REQUIREMENT: From the records below, copy every line that contains the word "model".

GIVEN DATA:

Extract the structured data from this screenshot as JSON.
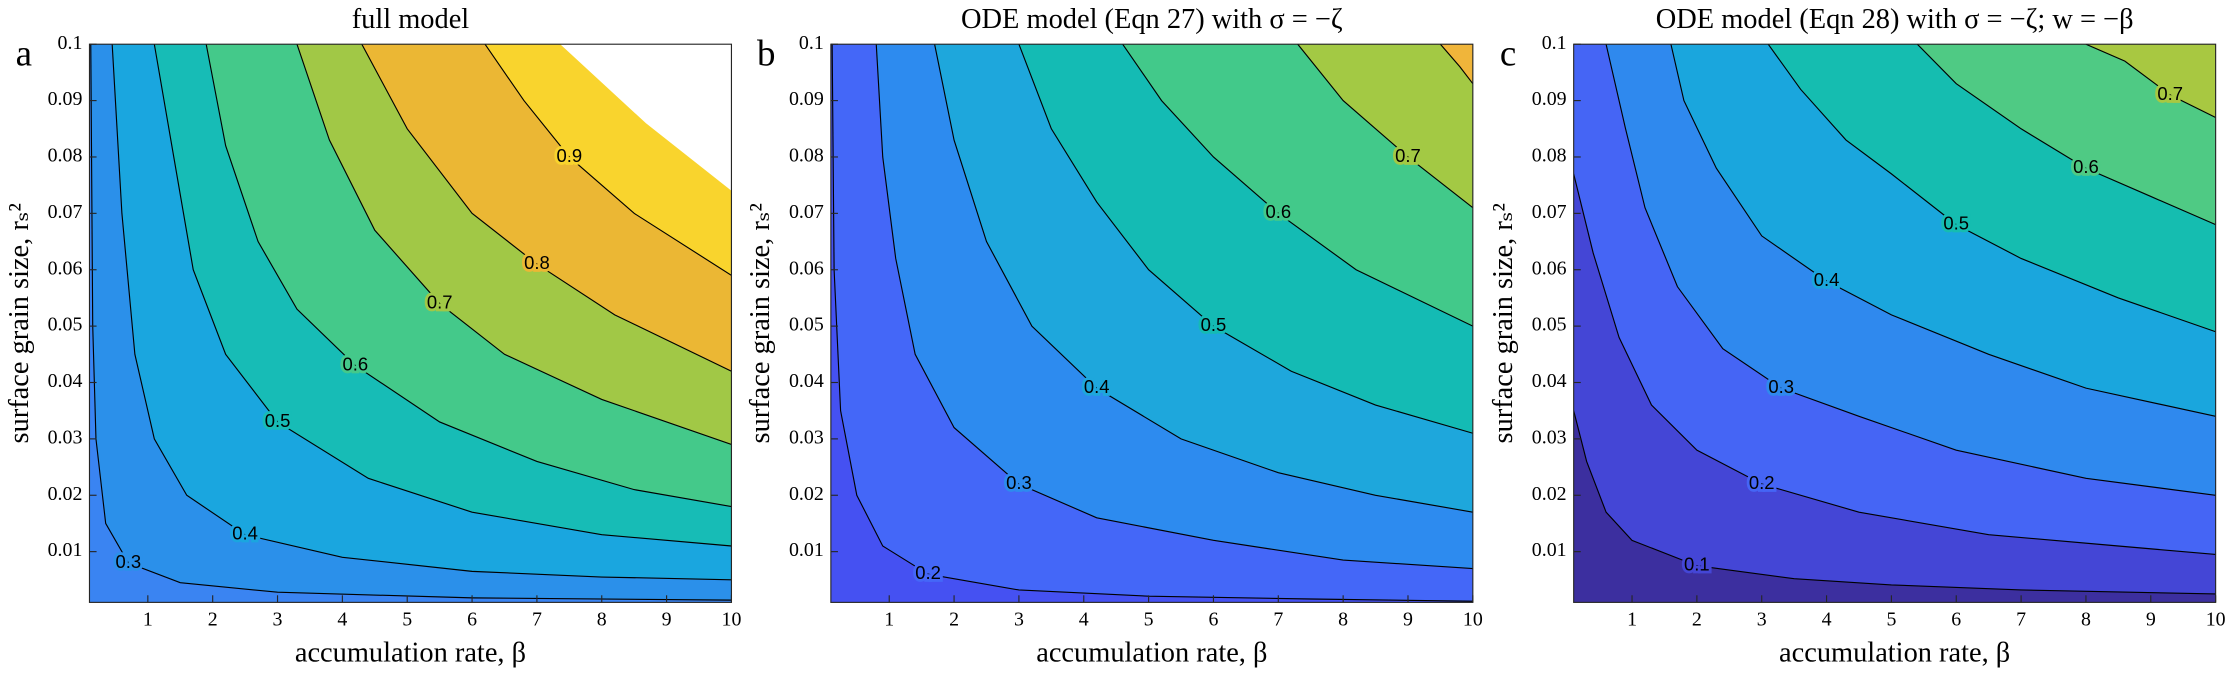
{
  "chart_data": [
    {
      "type": "contour",
      "panel": "a",
      "title": "full model",
      "xlabel": "accumulation rate, β",
      "ylabel": "surface grain size, rₛ²",
      "xlim": [
        0.1,
        10
      ],
      "ylim": [
        0.001,
        0.1
      ],
      "xticks": [
        1,
        2,
        3,
        4,
        5,
        6,
        7,
        8,
        9,
        10
      ],
      "yticks": [
        0.01,
        0.02,
        0.03,
        0.04,
        0.05,
        0.06,
        0.07,
        0.08,
        0.09,
        0.1
      ],
      "colors": [
        "#3a84f2",
        "#2b90ea",
        "#1aa6df",
        "#17bcb6",
        "#44c98a",
        "#a1c846",
        "#ebb734",
        "#f9d42d"
      ],
      "contours": [
        {
          "level": 0.3,
          "x": [
            0.12,
            0.15,
            0.2,
            0.35,
            0.7,
            1.5,
            3,
            6,
            10
          ],
          "y": [
            0.1,
            0.05,
            0.03,
            0.015,
            0.008,
            0.0045,
            0.0028,
            0.0018,
            0.0014
          ]
        },
        {
          "level": 0.4,
          "x": [
            0.45,
            0.6,
            0.8,
            1.1,
            1.6,
            2.5,
            4,
            6,
            8,
            10
          ],
          "y": [
            0.1,
            0.07,
            0.045,
            0.03,
            0.02,
            0.013,
            0.009,
            0.0065,
            0.0055,
            0.005
          ]
        },
        {
          "level": 0.5,
          "x": [
            1.1,
            1.4,
            1.7,
            2.2,
            3,
            4.4,
            6,
            8,
            10
          ],
          "y": [
            0.1,
            0.08,
            0.06,
            0.045,
            0.033,
            0.023,
            0.017,
            0.013,
            0.011
          ]
        },
        {
          "level": 0.6,
          "x": [
            1.9,
            2.2,
            2.7,
            3.3,
            4.2,
            5.5,
            7,
            8.5,
            10
          ],
          "y": [
            0.1,
            0.082,
            0.065,
            0.053,
            0.043,
            0.033,
            0.026,
            0.021,
            0.018
          ]
        },
        {
          "level": 0.7,
          "x": [
            3.3,
            3.8,
            4.5,
            5.5,
            6.5,
            8,
            10
          ],
          "y": [
            0.1,
            0.083,
            0.067,
            0.054,
            0.045,
            0.037,
            0.029
          ]
        },
        {
          "level": 0.8,
          "x": [
            4.3,
            5,
            6,
            7,
            8.2,
            10
          ],
          "y": [
            0.1,
            0.085,
            0.07,
            0.061,
            0.052,
            0.042
          ]
        },
        {
          "level": 0.9,
          "x": [
            6.2,
            6.8,
            7.5,
            8.5,
            10
          ],
          "y": [
            0.1,
            0.09,
            0.08,
            0.07,
            0.059
          ]
        }
      ],
      "blank_region": {
        "x": [
          7.36,
          8.68,
          10
        ],
        "y": [
          0.1,
          0.086,
          0.074
        ]
      }
    },
    {
      "type": "contour",
      "panel": "b",
      "title": "ODE model (Eqn 27) with σ = −ζ",
      "xlabel": "accumulation rate, β",
      "ylabel": "surface grain size, rₛ²",
      "xlim": [
        0.1,
        10
      ],
      "ylim": [
        0.001,
        0.1
      ],
      "xticks": [
        1,
        2,
        3,
        4,
        5,
        6,
        7,
        8,
        9,
        10
      ],
      "yticks": [
        0.01,
        0.02,
        0.03,
        0.04,
        0.05,
        0.06,
        0.07,
        0.08,
        0.09,
        0.1
      ],
      "colors": [
        "#4551f2",
        "#4467f8",
        "#2d8bef",
        "#1ea7dc",
        "#14bbb4",
        "#42c98a",
        "#a3c944",
        "#f0b53a"
      ],
      "contours": [
        {
          "level": 0.2,
          "x": [
            0.12,
            0.15,
            0.25,
            0.5,
            0.9,
            1.6,
            3,
            5,
            7.5,
            10
          ],
          "y": [
            0.1,
            0.06,
            0.035,
            0.02,
            0.011,
            0.006,
            0.0032,
            0.0021,
            0.0016,
            0.0012
          ]
        },
        {
          "level": 0.3,
          "x": [
            0.8,
            0.9,
            1.1,
            1.4,
            2,
            3,
            4.2,
            6,
            8,
            10
          ],
          "y": [
            0.1,
            0.08,
            0.062,
            0.045,
            0.032,
            0.022,
            0.016,
            0.012,
            0.0085,
            0.007
          ]
        },
        {
          "level": 0.4,
          "x": [
            1.7,
            2,
            2.5,
            3.2,
            4.2,
            5.5,
            7,
            8.5,
            10
          ],
          "y": [
            0.1,
            0.083,
            0.065,
            0.05,
            0.039,
            0.03,
            0.024,
            0.02,
            0.017
          ]
        },
        {
          "level": 0.5,
          "x": [
            3,
            3.5,
            4.2,
            5,
            6,
            7.2,
            8.5,
            10
          ],
          "y": [
            0.1,
            0.085,
            0.072,
            0.06,
            0.05,
            0.042,
            0.036,
            0.031
          ]
        },
        {
          "level": 0.6,
          "x": [
            4.6,
            5.2,
            6,
            7,
            8.2,
            10
          ],
          "y": [
            0.1,
            0.09,
            0.08,
            0.07,
            0.06,
            0.05
          ]
        },
        {
          "level": 0.7,
          "x": [
            7.3,
            8,
            9,
            10
          ],
          "y": [
            0.1,
            0.09,
            0.08,
            0.071
          ]
        },
        {
          "level": 0.8,
          "x": [
            9.5,
            9.8,
            10
          ],
          "y": [
            0.1,
            0.096,
            0.093
          ]
        }
      ]
    },
    {
      "type": "contour",
      "panel": "c",
      "title": "ODE model (Eqn 28) with σ = −ζ; w = −β",
      "xlabel": "accumulation rate, β",
      "ylabel": "surface grain size, rₛ²",
      "xlim": [
        0.1,
        10
      ],
      "ylim": [
        0.001,
        0.1
      ],
      "xticks": [
        1,
        2,
        3,
        4,
        5,
        6,
        7,
        8,
        9,
        10
      ],
      "yticks": [
        0.01,
        0.02,
        0.03,
        0.04,
        0.05,
        0.06,
        0.07,
        0.08,
        0.09,
        0.1
      ],
      "colors": [
        "#3c2f9f",
        "#4446d6",
        "#4565f5",
        "#2f89ee",
        "#1aa6dd",
        "#15bdb0",
        "#4fca84",
        "#a8c841"
      ],
      "contours": [
        {
          "level": 0.1,
          "x": [
            0.1,
            0.3,
            0.6,
            1,
            2,
            3.5,
            5,
            7,
            10
          ],
          "y": [
            0.035,
            0.026,
            0.017,
            0.012,
            0.0075,
            0.0052,
            0.0041,
            0.0032,
            0.0025
          ]
        },
        {
          "level": 0.2,
          "x": [
            0.1,
            0.4,
            0.8,
            1.3,
            2,
            3,
            4.5,
            6.5,
            8.5,
            10
          ],
          "y": [
            0.077,
            0.063,
            0.048,
            0.036,
            0.028,
            0.022,
            0.017,
            0.013,
            0.011,
            0.0095
          ]
        },
        {
          "level": 0.3,
          "x": [
            0.6,
            0.9,
            1.2,
            1.7,
            2.4,
            3.3,
            4.5,
            6,
            8,
            10
          ],
          "y": [
            0.1,
            0.085,
            0.071,
            0.057,
            0.046,
            0.039,
            0.034,
            0.028,
            0.023,
            0.02
          ]
        },
        {
          "level": 0.4,
          "x": [
            1.6,
            1.8,
            2.3,
            3,
            4,
            5,
            6.5,
            8,
            10
          ],
          "y": [
            0.1,
            0.09,
            0.078,
            0.066,
            0.058,
            0.052,
            0.045,
            0.039,
            0.034
          ]
        },
        {
          "level": 0.5,
          "x": [
            3.1,
            3.6,
            4.3,
            5,
            6,
            7,
            8.5,
            10
          ],
          "y": [
            0.1,
            0.092,
            0.083,
            0.077,
            0.068,
            0.062,
            0.055,
            0.049
          ]
        },
        {
          "level": 0.6,
          "x": [
            5.4,
            6,
            7,
            8,
            9,
            10
          ],
          "y": [
            0.1,
            0.093,
            0.085,
            0.078,
            0.073,
            0.068
          ]
        },
        {
          "level": 0.7,
          "x": [
            8,
            8.6,
            9.3,
            10
          ],
          "y": [
            0.1,
            0.097,
            0.091,
            0.087
          ]
        }
      ]
    }
  ]
}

CORRECT RESULT:
      "title": "full model",
      "title": "ODE model (Eqn 27) with σ = −ζ",
      "title": "ODE model (Eqn 28) with σ = −ζ; w = −β",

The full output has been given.